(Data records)
▶

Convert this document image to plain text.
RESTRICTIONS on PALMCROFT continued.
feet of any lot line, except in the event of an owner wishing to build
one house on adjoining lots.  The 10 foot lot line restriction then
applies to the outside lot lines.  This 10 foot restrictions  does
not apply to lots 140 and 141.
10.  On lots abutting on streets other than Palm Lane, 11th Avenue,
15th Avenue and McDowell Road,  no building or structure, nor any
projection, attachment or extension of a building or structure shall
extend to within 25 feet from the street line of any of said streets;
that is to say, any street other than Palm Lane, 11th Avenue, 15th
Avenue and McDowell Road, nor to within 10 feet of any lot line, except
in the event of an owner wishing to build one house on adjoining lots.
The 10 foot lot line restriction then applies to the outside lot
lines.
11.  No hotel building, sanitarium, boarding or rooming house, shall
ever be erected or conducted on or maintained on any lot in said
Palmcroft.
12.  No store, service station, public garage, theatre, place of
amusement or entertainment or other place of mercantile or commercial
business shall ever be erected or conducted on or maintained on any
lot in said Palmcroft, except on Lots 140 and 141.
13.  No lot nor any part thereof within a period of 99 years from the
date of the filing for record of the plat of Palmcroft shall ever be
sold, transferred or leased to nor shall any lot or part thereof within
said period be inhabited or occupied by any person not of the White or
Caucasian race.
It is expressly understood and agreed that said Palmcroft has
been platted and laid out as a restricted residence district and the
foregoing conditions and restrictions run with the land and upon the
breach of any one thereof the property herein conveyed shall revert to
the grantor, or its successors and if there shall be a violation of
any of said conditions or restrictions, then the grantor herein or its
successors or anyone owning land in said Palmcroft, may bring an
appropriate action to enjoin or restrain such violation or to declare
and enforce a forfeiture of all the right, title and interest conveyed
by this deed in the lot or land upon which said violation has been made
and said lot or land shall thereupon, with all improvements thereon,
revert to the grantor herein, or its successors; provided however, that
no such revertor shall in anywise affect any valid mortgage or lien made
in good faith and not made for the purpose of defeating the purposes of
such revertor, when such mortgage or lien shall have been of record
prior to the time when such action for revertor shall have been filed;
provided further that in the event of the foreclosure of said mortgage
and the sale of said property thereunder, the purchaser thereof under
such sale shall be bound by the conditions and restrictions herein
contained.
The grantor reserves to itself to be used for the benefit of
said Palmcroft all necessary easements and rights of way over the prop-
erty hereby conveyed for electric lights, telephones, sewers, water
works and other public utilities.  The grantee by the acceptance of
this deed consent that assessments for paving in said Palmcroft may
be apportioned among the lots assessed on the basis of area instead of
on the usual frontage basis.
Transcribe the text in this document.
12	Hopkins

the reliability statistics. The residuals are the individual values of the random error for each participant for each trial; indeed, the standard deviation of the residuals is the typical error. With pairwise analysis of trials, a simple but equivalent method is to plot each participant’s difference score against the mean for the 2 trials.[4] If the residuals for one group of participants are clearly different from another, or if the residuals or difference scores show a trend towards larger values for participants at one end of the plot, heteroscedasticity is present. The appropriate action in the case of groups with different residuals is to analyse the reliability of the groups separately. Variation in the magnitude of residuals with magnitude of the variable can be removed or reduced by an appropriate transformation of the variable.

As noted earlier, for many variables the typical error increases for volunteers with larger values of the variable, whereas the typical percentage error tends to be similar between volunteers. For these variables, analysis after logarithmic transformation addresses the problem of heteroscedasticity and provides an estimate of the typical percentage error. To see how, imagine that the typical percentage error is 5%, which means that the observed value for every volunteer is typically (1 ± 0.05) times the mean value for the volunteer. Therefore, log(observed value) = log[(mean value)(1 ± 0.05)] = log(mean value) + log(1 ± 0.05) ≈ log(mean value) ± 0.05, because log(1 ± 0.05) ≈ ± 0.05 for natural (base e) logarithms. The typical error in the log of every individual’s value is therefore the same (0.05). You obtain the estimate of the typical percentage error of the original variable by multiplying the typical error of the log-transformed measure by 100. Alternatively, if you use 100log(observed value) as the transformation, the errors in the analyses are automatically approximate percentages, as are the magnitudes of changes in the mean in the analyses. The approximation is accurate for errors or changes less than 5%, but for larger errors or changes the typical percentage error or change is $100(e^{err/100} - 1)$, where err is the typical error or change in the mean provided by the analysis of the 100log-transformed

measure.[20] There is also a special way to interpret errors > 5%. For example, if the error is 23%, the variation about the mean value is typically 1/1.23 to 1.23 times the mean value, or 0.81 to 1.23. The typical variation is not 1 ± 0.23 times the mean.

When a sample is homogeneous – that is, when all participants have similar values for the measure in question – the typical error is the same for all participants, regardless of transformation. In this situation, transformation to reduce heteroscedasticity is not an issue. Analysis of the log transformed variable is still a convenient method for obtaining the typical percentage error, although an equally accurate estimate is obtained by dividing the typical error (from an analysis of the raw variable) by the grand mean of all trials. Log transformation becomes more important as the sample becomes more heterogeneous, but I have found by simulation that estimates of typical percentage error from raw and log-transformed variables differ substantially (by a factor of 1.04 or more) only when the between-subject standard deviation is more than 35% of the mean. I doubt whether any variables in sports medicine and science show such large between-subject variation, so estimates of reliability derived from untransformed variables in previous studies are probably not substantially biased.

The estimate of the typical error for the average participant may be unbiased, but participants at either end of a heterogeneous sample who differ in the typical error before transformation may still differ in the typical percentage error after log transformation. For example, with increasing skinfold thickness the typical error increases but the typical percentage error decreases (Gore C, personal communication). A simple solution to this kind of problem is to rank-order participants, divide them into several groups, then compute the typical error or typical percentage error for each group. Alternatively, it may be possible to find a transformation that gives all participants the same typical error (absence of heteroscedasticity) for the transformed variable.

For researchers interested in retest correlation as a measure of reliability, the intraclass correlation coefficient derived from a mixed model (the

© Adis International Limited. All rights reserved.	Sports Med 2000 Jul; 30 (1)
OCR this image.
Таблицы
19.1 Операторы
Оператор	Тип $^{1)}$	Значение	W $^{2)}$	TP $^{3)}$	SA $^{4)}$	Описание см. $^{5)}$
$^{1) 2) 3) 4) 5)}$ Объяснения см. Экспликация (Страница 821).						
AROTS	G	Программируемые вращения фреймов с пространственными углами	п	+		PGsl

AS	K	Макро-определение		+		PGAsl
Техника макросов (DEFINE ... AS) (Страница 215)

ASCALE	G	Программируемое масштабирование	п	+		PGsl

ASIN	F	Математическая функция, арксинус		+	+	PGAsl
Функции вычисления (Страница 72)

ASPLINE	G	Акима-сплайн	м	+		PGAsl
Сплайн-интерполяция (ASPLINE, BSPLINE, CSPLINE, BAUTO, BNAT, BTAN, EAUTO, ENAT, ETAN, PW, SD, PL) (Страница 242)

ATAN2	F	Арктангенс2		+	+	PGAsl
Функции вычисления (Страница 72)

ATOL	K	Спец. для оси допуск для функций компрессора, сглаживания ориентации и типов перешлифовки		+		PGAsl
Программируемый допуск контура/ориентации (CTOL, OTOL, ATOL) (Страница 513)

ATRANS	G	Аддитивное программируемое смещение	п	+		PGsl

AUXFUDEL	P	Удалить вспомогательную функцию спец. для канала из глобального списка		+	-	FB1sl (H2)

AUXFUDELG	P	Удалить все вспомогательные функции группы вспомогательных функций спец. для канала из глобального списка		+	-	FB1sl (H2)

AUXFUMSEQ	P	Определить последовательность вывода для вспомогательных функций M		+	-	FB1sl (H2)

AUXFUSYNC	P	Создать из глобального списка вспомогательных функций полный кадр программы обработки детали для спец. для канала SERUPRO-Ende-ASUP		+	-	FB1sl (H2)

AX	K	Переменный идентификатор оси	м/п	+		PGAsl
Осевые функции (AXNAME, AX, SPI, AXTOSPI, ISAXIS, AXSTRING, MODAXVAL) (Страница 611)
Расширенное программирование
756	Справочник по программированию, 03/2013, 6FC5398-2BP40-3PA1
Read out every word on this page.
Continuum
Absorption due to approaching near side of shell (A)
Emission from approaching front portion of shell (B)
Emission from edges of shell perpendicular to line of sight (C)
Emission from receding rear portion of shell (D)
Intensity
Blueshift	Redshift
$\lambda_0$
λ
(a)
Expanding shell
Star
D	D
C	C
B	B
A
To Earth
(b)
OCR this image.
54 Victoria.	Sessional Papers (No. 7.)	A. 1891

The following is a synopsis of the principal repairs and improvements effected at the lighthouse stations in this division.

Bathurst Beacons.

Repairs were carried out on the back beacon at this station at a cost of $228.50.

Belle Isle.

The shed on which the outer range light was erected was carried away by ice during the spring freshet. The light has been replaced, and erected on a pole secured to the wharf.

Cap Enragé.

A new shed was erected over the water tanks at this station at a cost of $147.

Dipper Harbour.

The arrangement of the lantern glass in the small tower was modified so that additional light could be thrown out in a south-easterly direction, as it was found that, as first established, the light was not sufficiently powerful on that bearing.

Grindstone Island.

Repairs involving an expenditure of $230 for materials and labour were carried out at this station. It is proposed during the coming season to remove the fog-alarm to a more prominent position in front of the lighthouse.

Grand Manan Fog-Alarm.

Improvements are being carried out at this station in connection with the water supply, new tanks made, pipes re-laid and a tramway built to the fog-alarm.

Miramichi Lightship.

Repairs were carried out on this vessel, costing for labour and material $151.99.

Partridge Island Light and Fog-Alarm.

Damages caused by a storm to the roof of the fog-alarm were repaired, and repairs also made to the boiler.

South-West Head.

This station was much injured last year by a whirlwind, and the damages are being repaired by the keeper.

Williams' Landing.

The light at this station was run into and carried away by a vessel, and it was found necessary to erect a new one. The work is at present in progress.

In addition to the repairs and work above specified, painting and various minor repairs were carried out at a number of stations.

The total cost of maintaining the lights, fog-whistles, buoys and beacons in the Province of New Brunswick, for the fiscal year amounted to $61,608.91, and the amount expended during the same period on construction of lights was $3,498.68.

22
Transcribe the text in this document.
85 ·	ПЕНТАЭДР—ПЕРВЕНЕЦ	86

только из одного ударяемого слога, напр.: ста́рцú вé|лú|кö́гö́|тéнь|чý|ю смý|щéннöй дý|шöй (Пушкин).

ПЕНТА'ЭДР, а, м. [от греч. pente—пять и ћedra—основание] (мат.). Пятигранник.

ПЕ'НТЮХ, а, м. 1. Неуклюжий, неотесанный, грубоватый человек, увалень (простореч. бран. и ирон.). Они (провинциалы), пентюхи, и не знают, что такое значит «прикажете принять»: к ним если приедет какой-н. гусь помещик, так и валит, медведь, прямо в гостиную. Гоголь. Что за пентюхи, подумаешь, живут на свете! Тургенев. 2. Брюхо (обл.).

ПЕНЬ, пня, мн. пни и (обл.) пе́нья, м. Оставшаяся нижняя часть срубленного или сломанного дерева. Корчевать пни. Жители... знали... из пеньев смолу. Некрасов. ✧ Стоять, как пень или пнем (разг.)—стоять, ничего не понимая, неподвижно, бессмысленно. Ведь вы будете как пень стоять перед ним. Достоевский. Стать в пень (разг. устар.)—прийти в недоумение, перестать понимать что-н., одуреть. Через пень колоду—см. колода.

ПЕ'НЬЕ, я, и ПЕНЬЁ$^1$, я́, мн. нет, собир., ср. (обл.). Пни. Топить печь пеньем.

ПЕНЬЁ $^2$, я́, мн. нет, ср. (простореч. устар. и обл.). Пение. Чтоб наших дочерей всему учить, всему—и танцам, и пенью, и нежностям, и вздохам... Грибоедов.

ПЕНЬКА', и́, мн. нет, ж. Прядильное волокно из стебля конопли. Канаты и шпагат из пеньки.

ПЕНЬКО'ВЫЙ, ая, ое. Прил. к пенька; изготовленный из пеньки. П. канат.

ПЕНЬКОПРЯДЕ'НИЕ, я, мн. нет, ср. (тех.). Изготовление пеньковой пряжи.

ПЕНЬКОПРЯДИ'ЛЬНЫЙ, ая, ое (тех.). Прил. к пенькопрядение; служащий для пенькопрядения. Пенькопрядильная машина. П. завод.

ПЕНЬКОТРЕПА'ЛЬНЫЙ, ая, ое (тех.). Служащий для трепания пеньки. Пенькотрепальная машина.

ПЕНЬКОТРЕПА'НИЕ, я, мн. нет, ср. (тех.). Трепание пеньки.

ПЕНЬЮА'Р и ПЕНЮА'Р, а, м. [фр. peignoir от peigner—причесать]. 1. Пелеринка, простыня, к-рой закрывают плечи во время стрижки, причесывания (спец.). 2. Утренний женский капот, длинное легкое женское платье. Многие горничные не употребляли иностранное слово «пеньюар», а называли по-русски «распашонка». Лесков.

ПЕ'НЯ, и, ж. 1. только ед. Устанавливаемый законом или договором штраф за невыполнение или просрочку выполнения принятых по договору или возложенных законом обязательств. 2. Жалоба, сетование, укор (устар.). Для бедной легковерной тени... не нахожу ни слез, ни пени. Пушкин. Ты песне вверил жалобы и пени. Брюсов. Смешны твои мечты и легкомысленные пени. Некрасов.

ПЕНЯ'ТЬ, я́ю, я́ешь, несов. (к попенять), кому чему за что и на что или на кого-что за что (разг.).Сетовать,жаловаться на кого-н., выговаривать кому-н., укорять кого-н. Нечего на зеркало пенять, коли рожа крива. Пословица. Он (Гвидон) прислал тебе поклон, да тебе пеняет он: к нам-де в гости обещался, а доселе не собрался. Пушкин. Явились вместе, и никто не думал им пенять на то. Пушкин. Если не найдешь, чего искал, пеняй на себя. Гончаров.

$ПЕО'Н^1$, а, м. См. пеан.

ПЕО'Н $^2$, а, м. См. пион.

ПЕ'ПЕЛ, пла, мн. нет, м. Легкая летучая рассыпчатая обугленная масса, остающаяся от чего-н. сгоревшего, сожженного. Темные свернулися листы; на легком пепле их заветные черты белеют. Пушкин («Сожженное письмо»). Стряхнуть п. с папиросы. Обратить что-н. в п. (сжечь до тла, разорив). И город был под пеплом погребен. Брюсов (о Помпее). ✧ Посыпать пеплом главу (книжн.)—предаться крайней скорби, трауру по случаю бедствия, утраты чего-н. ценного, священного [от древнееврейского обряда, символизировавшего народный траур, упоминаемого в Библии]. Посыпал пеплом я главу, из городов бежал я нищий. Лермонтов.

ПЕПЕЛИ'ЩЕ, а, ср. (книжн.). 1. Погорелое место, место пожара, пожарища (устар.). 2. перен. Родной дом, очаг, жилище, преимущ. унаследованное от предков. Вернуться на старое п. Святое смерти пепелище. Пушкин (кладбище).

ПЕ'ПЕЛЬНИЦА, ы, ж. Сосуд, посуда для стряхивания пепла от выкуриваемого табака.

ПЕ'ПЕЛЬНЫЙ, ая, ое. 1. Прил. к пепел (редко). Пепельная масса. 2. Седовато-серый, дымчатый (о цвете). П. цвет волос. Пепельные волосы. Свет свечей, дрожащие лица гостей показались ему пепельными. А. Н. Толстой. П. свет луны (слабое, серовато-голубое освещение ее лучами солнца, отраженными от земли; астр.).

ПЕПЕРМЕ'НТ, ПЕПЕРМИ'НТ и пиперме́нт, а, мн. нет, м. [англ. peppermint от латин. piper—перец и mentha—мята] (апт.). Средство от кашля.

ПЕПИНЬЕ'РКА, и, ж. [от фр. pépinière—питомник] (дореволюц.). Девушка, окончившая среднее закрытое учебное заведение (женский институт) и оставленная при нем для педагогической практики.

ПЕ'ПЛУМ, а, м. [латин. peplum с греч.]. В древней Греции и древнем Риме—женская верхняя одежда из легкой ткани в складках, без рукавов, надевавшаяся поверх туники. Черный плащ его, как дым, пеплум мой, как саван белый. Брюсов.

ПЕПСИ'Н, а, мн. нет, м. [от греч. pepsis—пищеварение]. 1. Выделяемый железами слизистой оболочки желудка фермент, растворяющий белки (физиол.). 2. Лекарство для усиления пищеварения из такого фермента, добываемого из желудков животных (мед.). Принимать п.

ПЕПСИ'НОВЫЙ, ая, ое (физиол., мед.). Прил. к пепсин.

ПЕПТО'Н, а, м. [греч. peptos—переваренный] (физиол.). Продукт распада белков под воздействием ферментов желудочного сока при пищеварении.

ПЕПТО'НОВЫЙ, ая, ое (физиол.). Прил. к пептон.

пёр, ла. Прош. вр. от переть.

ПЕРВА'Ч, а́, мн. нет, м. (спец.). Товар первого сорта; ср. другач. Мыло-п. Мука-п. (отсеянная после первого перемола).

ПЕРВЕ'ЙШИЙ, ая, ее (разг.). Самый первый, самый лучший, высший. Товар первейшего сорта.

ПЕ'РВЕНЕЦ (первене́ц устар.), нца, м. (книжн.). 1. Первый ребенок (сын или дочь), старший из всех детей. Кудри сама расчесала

◀

» **Job**
Your answer should be a single number: the count of lines in the entries that contain the word "ПЕНЬЁ".

» **Solution for this exercise**
2